What you are asked to do
From the records below, copy the lines that include "März".

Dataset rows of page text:
---

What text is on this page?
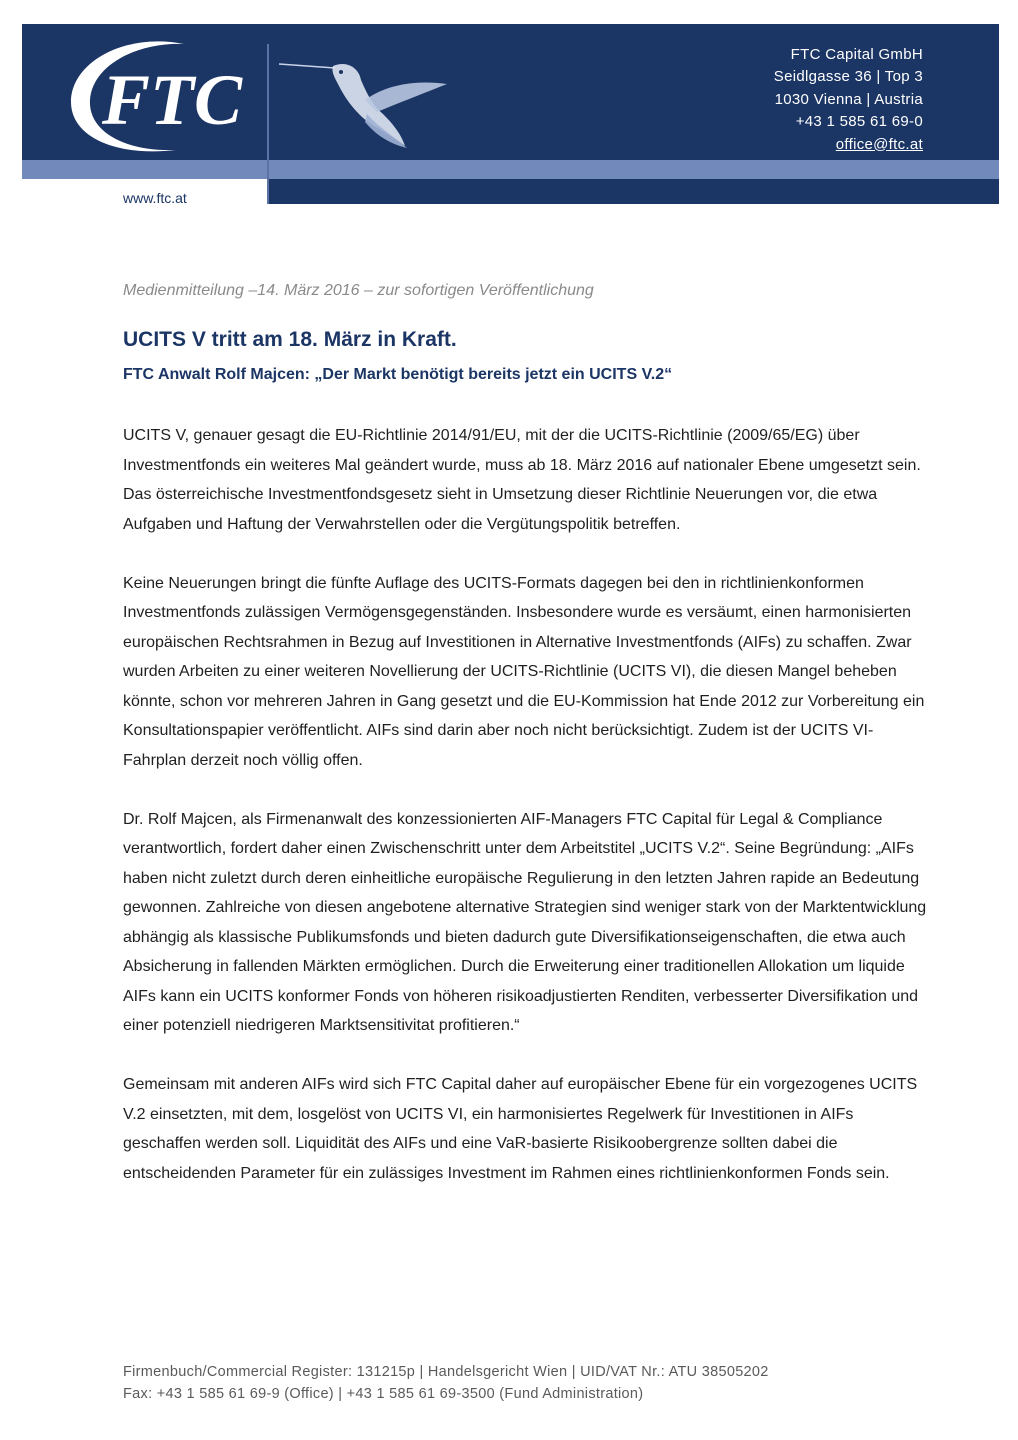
FTC
FTC Capital GmbH
Seidlgasse 36 | Top 3
1030 Vienna | Austria
+43 1 585 61 69-0
office@ftc.at
www.ftc.at
Medienmitteilung –14. März 2016 – zur sofortigen Veröffentlichung
UCITS V tritt am 18. März in Kraft.
FTC Anwalt Rolf Majcen: „Der Markt benötigt bereits jetzt ein UCITS V.2“

UCITS V, genauer gesagt die EU-Richtlinie 2014/91/EU, mit der die UCITS-Richtlinie (2009/65/EG) über Investmentfonds ein weiteres Mal geändert wurde, muss ab 18. März 2016 auf nationaler Ebene umgesetzt sein. Das österreichische Investmentfondsgesetz sieht in Umsetzung dieser Richtlinie Neuerungen vor, die etwa Aufgaben und Haftung der Verwahrstellen oder die Vergütungspolitik betreffen.

Keine Neuerungen bringt die fünfte Auflage des UCITS-Formats dagegen bei den in richtlinienkonformen Investmentfonds zulässigen Vermögensgegenständen. Insbesondere wurde es versäumt, einen harmonisierten europäischen Rechtsrahmen in Bezug auf Investitionen in Alternative Investmentfonds (AIFs) zu schaffen. Zwar wurden Arbeiten zu einer weiteren Novellierung der UCITS-Richtlinie (UCITS VI), die diesen Mangel beheben könnte, schon vor mehreren Jahren in Gang gesetzt und die EU-Kommission hat Ende 2012 zur Vorbereitung ein Konsultationspapier veröffentlicht. AIFs sind darin aber noch nicht berücksichtigt. Zudem ist der UCITS VI-Fahrplan derzeit noch völlig offen.

Dr. Rolf Majcen, als Firmenanwalt des konzessionierten AIF-Managers FTC Capital für Legal & Compliance verantwortlich, fordert daher einen Zwischenschritt unter dem Arbeitstitel „UCITS V.2“. Seine Begründung: „AIFs haben nicht zuletzt durch deren einheitliche europäische Regulierung in den letzten Jahren rapide an Bedeutung gewonnen. Zahlreiche von diesen angebotene alternative Strategien sind weniger stark von der Marktentwicklung abhängig als klassische Publikumsfonds und bieten dadurch gute Diversifikationseigenschaften, die etwa auch Absicherung in fallenden Märkten ermöglichen. Durch die Erweiterung einer traditionellen Allokation um liquide AIFs kann ein UCITS konformer Fonds von höheren risikoadjustierten Renditen, verbesserter Diversifikation und einer potenziell niedrigeren Marktsensitivitat profitieren.“

Gemeinsam mit anderen AIFs wird sich FTC Capital daher auf europäischer Ebene für ein vorgezogenes UCITS V.2 einsetzten, mit dem, losgelöst von UCITS VI, ein harmonisiertes Regelwerk für Investitionen in AIFs geschaffen werden soll. Liquidität des AIFs und eine VaR-basierte Risikoobergrenze sollten dabei die entscheidenden Parameter für ein zulässiges Investment im Rahmen eines richtlinienkonformen Fonds sein.

Firmenbuch/Commercial Register: 131215p | Handelsgericht Wien | UID/VAT Nr.: ATU 38505202
Fax: +43 1 585 61 69-9 (Office) | +43 1 585 61 69-3500 (Fund Administration)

---

Exercise result
Medienmitteilung –14. März 2016 – zur sofortigen Veröffentlichung
UCITS V tritt am 18. März in Kraft.
UCITS V, genauer gesagt die EU-Richtlinie 2014/91/EU, mit der die UCITS-Richtlinie (2009/65/EG) über Investmentfonds ein weiteres Mal geändert wurde, muss ab 18. März 2016 auf nationaler Ebene umgesetzt sein. Das österreichische Investmentfondsgesetz sieht in Umsetzung dieser Richtlinie Neuerungen vor, die etwa Aufgaben und Haftung der Verwahrstellen oder die Vergütungspolitik betreffen.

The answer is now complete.